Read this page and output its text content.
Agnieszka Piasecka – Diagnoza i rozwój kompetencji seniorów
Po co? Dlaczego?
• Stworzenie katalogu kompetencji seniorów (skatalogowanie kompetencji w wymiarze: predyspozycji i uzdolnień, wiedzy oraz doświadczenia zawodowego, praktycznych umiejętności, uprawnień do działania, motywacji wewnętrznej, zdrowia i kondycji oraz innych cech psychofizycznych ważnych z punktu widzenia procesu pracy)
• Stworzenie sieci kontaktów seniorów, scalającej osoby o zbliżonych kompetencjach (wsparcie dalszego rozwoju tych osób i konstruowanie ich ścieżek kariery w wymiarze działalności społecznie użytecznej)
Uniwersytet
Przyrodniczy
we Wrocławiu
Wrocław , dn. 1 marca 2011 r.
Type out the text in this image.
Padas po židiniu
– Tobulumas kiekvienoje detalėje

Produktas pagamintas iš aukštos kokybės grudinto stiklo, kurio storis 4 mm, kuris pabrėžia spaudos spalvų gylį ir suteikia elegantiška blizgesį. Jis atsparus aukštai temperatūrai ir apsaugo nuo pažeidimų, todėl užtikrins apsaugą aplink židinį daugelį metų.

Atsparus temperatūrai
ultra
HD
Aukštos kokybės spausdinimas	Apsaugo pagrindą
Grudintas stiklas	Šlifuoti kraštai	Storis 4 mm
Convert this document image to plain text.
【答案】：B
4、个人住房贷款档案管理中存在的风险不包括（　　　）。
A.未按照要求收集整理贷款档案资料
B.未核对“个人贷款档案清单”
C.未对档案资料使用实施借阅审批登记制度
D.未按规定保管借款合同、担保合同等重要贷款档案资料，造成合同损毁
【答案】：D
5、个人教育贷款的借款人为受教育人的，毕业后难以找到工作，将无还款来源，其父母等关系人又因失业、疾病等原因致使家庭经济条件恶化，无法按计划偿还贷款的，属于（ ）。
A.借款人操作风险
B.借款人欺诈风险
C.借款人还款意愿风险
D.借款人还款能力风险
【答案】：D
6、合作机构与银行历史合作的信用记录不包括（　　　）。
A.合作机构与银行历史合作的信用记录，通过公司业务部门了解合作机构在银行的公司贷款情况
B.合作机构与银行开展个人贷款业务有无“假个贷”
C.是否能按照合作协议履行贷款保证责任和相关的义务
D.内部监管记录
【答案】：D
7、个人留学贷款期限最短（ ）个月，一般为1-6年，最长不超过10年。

+++++

TASK DETAILS:
Your task is to retype all the records above with nothing left out.

RESPONSE TO THIS TASK:
Read this page and output its text content.
Agnieszka Piasecka – Diagnoza i rozwój kompetencji seniorów
Po co? Dlaczego?
• Stworzenie katalogu kompetencji seniorów (skatalogowanie kompetencji w wymiarze: predyspozycji i uzdolnień, wiedzy oraz doświadczenia zawodowego, praktycznych umiejętności, uprawnień do działania, motywacji wewnętrznej, zdrowia i kondycji oraz innych cech psychofizycznych ważnych z punktu widzenia procesu pracy)
• Stworzenie sieci kontaktów seniorów, scalającej osoby o zbliżonych kompetencjach (wsparcie dalszego rozwoju tych osób i konstruowanie ich ścieżek kariery w wymiarze działalności społecznie użytecznej)
Uniwersytet
Przyrodniczy
we Wrocławiu
Wrocław , dn. 1 marca 2011 r.
Type out the text in this image.
Padas po židiniu
– Tobulumas kiekvienoje detalėje

Produktas pagamintas iš aukštos kokybės grudinto stiklo, kurio storis 4 mm, kuris pabrėžia spaudos spalvų gylį ir suteikia elegantiška blizgesį. Jis atsparus aukštai temperatūrai ir apsaugo nuo pažeidimų, todėl užtikrins apsaugą aplink židinį daugelį metų.

Atsparus temperatūrai
ultra
HD
Aukštos kokybės spausdinimas	Apsaugo pagrindą
Grudintas stiklas	Šlifuoti kraštai	Storis 4 mm
Convert this document image to plain text.
【答案】：B
4、个人住房贷款档案管理中存在的风险不包括（　　　）。
A.未按照要求收集整理贷款档案资料
B.未核对“个人贷款档案清单”
C.未对档案资料使用实施借阅审批登记制度
D.未按规定保管借款合同、担保合同等重要贷款档案资料，造成合同损毁
【答案】：D
5、个人教育贷款的借款人为受教育人的，毕业后难以找到工作，将无还款来源，其父母等关系人又因失业、疾病等原因致使家庭经济条件恶化，无法按计划偿还贷款的，属于（ ）。
A.借款人操作风险
B.借款人欺诈风险
C.借款人还款意愿风险
D.借款人还款能力风险
【答案】：D
6、合作机构与银行历史合作的信用记录不包括（　　　）。
A.合作机构与银行历史合作的信用记录，通过公司业务部门了解合作机构在银行的公司贷款情况
B.合作机构与银行开展个人贷款业务有无“假个贷”
C.是否能按照合作协议履行贷款保证责任和相关的义务
D.内部监管记录
【答案】：D
7、个人留学贷款期限最短（ ）个月，一般为1-6年，最长不超过10年。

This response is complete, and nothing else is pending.